Challenge: Transcribe every line exactly and omit anything that is a picture.

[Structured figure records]
———
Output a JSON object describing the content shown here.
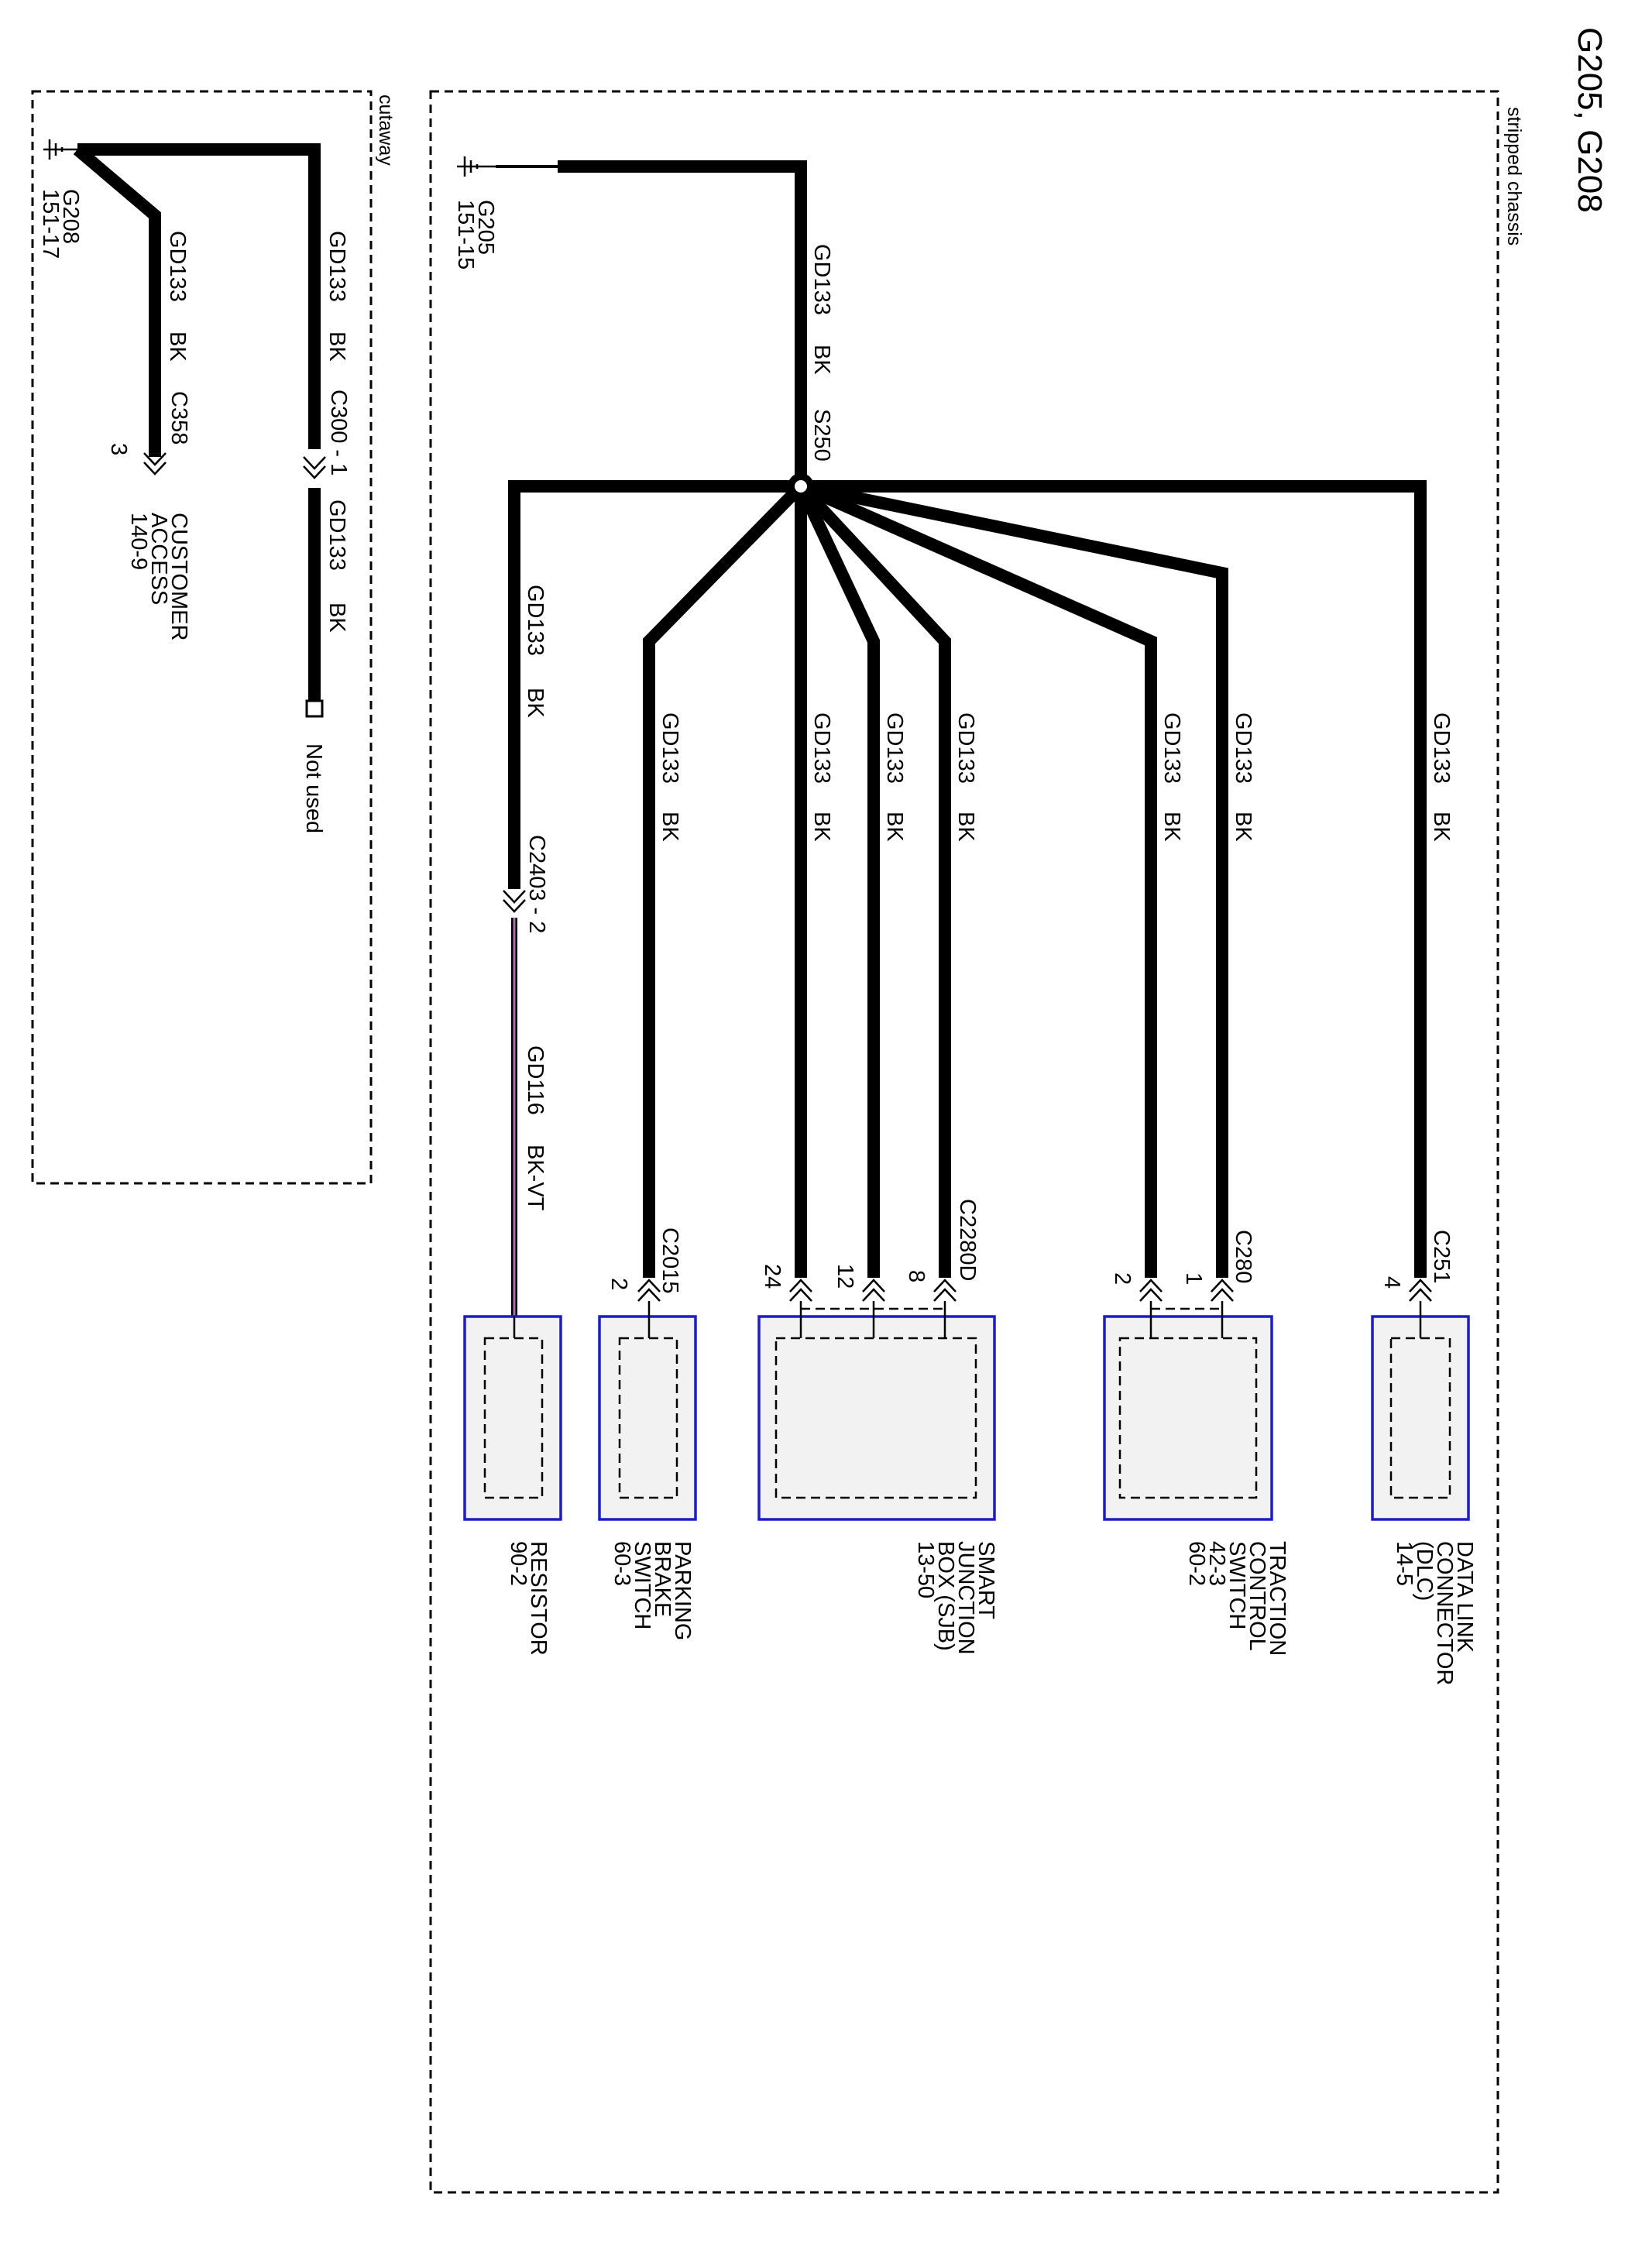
{
  "title": "G205, G208",
  "zones": {
    "cutaway": "cutaway",
    "stripped_chassis": "stripped chassis"
  },
  "grounds": {
    "g208": {
      "name": "G208",
      "ref": "151-17"
    },
    "g205": {
      "name": "G205",
      "ref": "151-15"
    }
  },
  "wire": {
    "circuit": "GD133",
    "color": "BK"
  },
  "resistor_wire": {
    "circuit": "GD116",
    "color": "BK-VT"
  },
  "splice": "S250",
  "connectors": {
    "c358": {
      "name": "C358",
      "pin": "3"
    },
    "c300": "C300 - 1",
    "c2403": "C2403 - 2",
    "c2015": {
      "name": "C2015",
      "pin": "2"
    },
    "c2280d": {
      "name": "C2280D",
      "pins": [
        "24",
        "12",
        "8"
      ]
    },
    "c280": {
      "name": "C280",
      "pins": [
        "2",
        "1"
      ]
    },
    "c251": {
      "name": "C251",
      "pin": "4"
    }
  },
  "not_used": "Not used",
  "components": {
    "customer_access": [
      "CUSTOMER",
      "ACCESS",
      "140-9"
    ],
    "resistor": [
      "RESISTOR",
      "90-2"
    ],
    "parking_brake_switch": [
      "PARKING",
      "BRAKE",
      "SWITCH",
      "60-3"
    ],
    "sjb": [
      "SMART",
      "JUNCTION",
      "BOX (SJB)",
      "13-50"
    ],
    "traction_control_switch": [
      "TRACTION",
      "CONTROL",
      "SWITCH",
      "42-3",
      "60-2"
    ],
    "dlc": [
      "DATA LINK",
      "CONNECTOR",
      "(DLC)",
      "14-5"
    ]
  }
}
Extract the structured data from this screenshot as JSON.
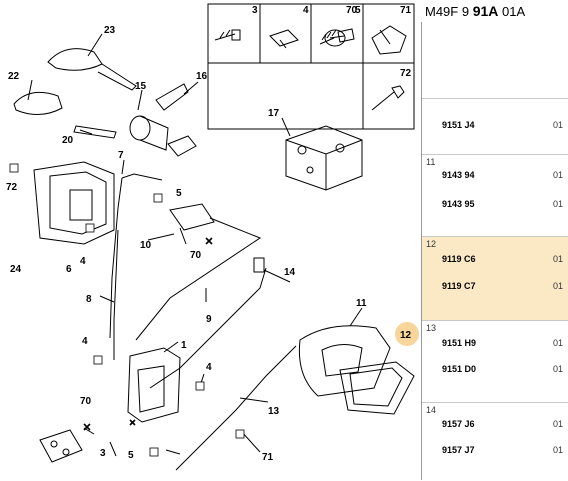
{
  "header": {
    "prefix": "M49F 9 ",
    "bold": "91A",
    "suffix": " 01A"
  },
  "callouts": {
    "c1": "1",
    "c3": "3",
    "c4a": "4",
    "c4b": "4",
    "c4c": "4",
    "c5a": "5",
    "c5b": "5",
    "c6": "6",
    "c7": "7",
    "c8": "8",
    "c9": "9",
    "c10": "10",
    "c11": "11",
    "c12": "12",
    "c13": "13",
    "c14": "14",
    "c15": "15",
    "c16": "16",
    "c17": "17",
    "c20": "20",
    "c22": "22",
    "c23": "23",
    "c24": "24",
    "c70a": "70",
    "c70b": "70",
    "c71": "71",
    "c72": "72"
  },
  "parts_box": {
    "labels": [
      "3",
      "4",
      "5",
      "70",
      "71",
      "72"
    ]
  },
  "rows": [
    {
      "num": "",
      "parts": [
        {
          "ref": "9151 J4",
          "qty": "01"
        }
      ]
    },
    {
      "num": "11",
      "parts": [
        {
          "ref": "9143 94",
          "qty": "01"
        },
        {
          "ref": "9143 95",
          "qty": "01"
        }
      ]
    },
    {
      "num": "12",
      "parts": [
        {
          "ref": "9119 C6",
          "qty": "01"
        },
        {
          "ref": "9119 C7",
          "qty": "01"
        }
      ]
    },
    {
      "num": "13",
      "parts": [
        {
          "ref": "9151 H9",
          "qty": "01"
        },
        {
          "ref": "9151 D0",
          "qty": "01"
        }
      ]
    },
    {
      "num": "14",
      "parts": [
        {
          "ref": "9157 J6",
          "qty": "01"
        },
        {
          "ref": "9157 J7",
          "qty": "01"
        }
      ]
    }
  ],
  "colors": {
    "highlight": "#fbe9c6",
    "callout_circle": "#f8d59a",
    "line": "#000000"
  }
}
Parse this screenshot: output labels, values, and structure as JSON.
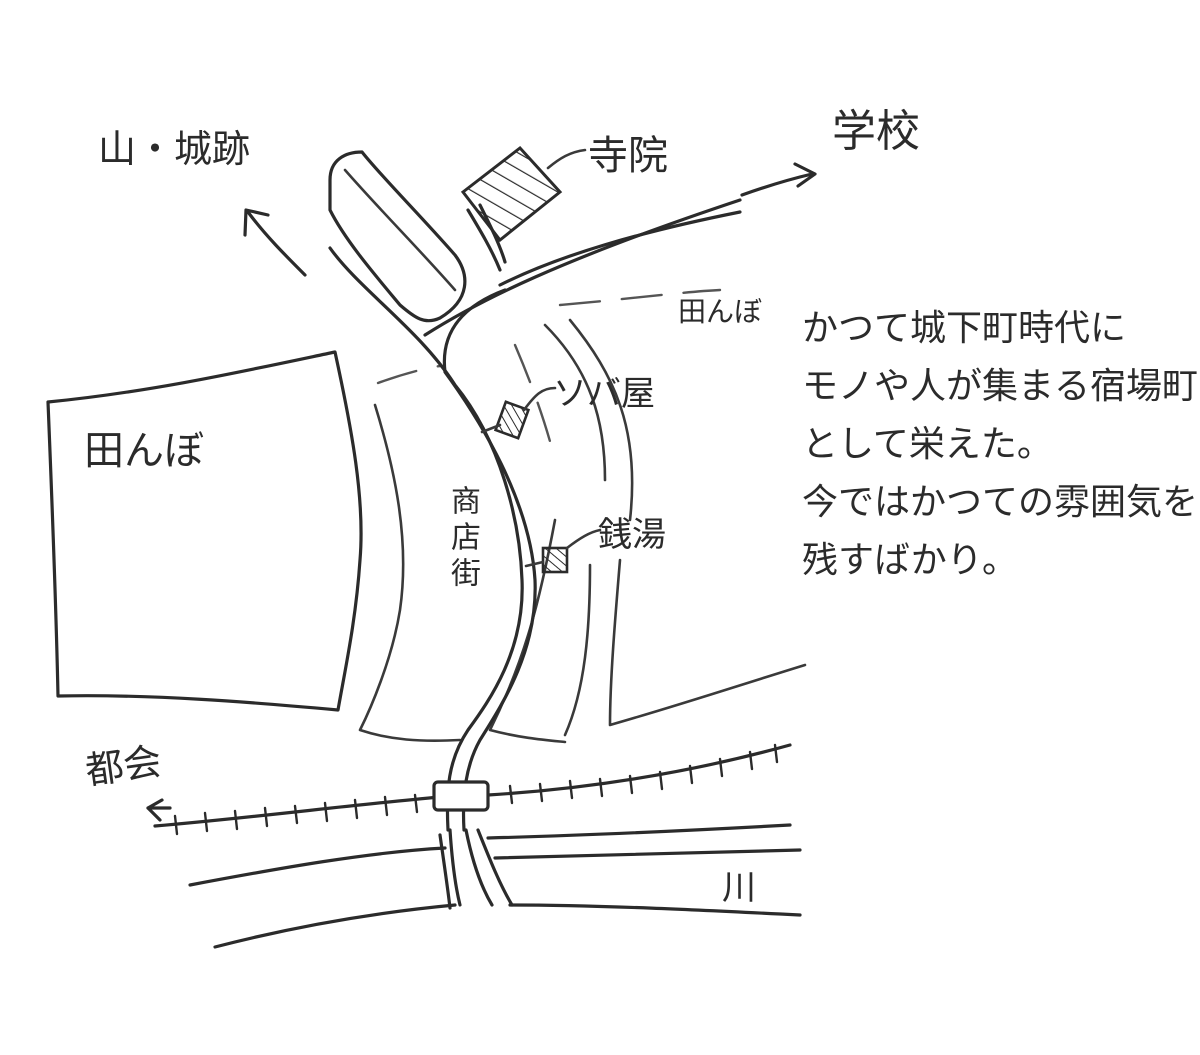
{
  "labels": {
    "mountain_castle": "山・城跡",
    "temple": "寺院",
    "school": "学校",
    "rice_field_right": "田んぼ",
    "rice_field_left": "田んぼ",
    "soba_shop": "ソバ屋",
    "bathhouse": "銭湯",
    "shopping_street": "商店街",
    "city": "都会",
    "river": "川"
  },
  "description": {
    "lines": [
      "かつて城下町時代に",
      "モノや人が集まる宿場町",
      "として栄えた。",
      "今ではかつての雰囲気を",
      "残すばかり。"
    ]
  },
  "colors": {
    "ink": "#2b2b2b",
    "paper": "#ffffff"
  }
}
———
Response to the task:
Output a JSON object describing the content shown here.
{
  "title": "G205, G208",
  "zones": {
    "cutaway": "cutaway",
    "stripped_chassis": "stripped chassis"
  },
  "grounds": {
    "g208": {
      "name": "G208",
      "ref": "151-17"
    },
    "g205": {
      "name": "G205",
      "ref": "151-15"
    }
  },
  "wire": {
    "circuit": "GD133",
    "color": "BK"
  },
  "resistor_wire": {
    "circuit": "GD116",
    "color": "BK-VT"
  },
  "splice": "S250",
  "connectors": {
    "c358": {
      "name": "C358",
      "pin": "3"
    },
    "c300": "C300 - 1",
    "c2403": "C2403 - 2",
    "c2015": {
      "name": "C2015",
      "pin": "2"
    },
    "c2280d": {
      "name": "C2280D",
      "pins": [
        "24",
        "12",
        "8"
      ]
    },
    "c280": {
      "name": "C280",
      "pins": [
        "2",
        "1"
      ]
    },
    "c251": {
      "name": "C251",
      "pin": "4"
    }
  },
  "not_used": "Not used",
  "components": {
    "customer_access": [
      "CUSTOMER",
      "ACCESS",
      "140-9"
    ],
    "resistor": [
      "RESISTOR",
      "90-2"
    ],
    "parking_brake_switch": [
      "PARKING",
      "BRAKE",
      "SWITCH",
      "60-3"
    ],
    "sjb": [
      "SMART",
      "JUNCTION",
      "BOX (SJB)",
      "13-50"
    ],
    "traction_control_switch": [
      "TRACTION",
      "CONTROL",
      "SWITCH",
      "42-3",
      "60-2"
    ],
    "dlc": [
      "DATA LINK",
      "CONNECTOR",
      "(DLC)",
      "14-5"
    ]
  }
}
Extract the structured data from this screenshot as JSON.
{
  "header": {
    "prefix": "M49F 9 ",
    "bold": "91A",
    "suffix": " 01A"
  },
  "callouts": {
    "c1": "1",
    "c3": "3",
    "c4a": "4",
    "c4b": "4",
    "c4c": "4",
    "c5a": "5",
    "c5b": "5",
    "c6": "6",
    "c7": "7",
    "c8": "8",
    "c9": "9",
    "c10": "10",
    "c11": "11",
    "c12": "12",
    "c13": "13",
    "c14": "14",
    "c15": "15",
    "c16": "16",
    "c17": "17",
    "c20": "20",
    "c22": "22",
    "c23": "23",
    "c24": "24",
    "c70a": "70",
    "c70b": "70",
    "c71": "71",
    "c72": "72"
  },
  "parts_box": {
    "labels": [
      "3",
      "4",
      "5",
      "70",
      "71",
      "72"
    ]
  },
  "rows": [
    {
      "num": "",
      "parts": [
        {
          "ref": "9151 J4",
          "qty": "01"
        }
      ]
    },
    {
      "num": "11",
      "parts": [
        {
          "ref": "9143 94",
          "qty": "01"
        },
        {
          "ref": "9143 95",
          "qty": "01"
        }
      ]
    },
    {
      "num": "12",
      "parts": [
        {
          "ref": "9119 C6",
          "qty": "01"
        },
        {
          "ref": "9119 C7",
          "qty": "01"
        }
      ]
    },
    {
      "num": "13",
      "parts": [
        {
          "ref": "9151 H9",
          "qty": "01"
        },
        {
          "ref": "9151 D0",
          "qty": "01"
        }
      ]
    },
    {
      "num": "14",
      "parts": [
        {
          "ref": "9157 J6",
          "qty": "01"
        },
        {
          "ref": "9157 J7",
          "qty": "01"
        }
      ]
    }
  ],
  "colors": {
    "highlight": "#fbe9c6",
    "callout_circle": "#f8d59a",
    "line": "#000000"
  }
}
Parse this screenshot: output labels, values, and structure as JSON.
{
  "labels": {
    "mountain_castle": "山・城跡",
    "temple": "寺院",
    "school": "学校",
    "rice_field_right": "田んぼ",
    "rice_field_left": "田んぼ",
    "soba_shop": "ソバ屋",
    "bathhouse": "銭湯",
    "shopping_street": "商店街",
    "city": "都会",
    "river": "川"
  },
  "description": {
    "lines": [
      "かつて城下町時代に",
      "モノや人が集まる宿場町",
      "として栄えた。",
      "今ではかつての雰囲気を",
      "残すばかり。"
    ]
  },
  "colors": {
    "ink": "#2b2b2b",
    "paper": "#ffffff"
  }
}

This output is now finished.